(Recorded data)
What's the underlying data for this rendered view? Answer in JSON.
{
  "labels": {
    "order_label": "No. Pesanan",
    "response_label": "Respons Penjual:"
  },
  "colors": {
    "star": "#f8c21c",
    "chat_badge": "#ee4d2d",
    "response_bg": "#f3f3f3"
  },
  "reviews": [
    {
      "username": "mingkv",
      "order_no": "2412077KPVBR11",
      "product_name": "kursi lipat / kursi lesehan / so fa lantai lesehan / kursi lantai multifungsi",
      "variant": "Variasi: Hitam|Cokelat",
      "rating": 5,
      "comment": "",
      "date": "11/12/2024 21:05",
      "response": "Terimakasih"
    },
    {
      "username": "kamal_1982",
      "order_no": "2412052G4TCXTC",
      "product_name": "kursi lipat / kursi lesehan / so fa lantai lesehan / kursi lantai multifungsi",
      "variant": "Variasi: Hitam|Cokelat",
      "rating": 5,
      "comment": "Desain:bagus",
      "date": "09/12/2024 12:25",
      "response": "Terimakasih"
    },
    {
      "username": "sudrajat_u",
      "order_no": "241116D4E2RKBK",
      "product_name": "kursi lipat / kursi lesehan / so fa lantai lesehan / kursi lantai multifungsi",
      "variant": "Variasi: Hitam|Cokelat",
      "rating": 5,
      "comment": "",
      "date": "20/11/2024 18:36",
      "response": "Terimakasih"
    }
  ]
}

**YOUR INSTRUCTIONS**
Locate each line with the word "username" and copy it.

**RESPONSE**
      "username": "mingkv",
      "username": "kamal_1982",
      "username": "sudrajat_u",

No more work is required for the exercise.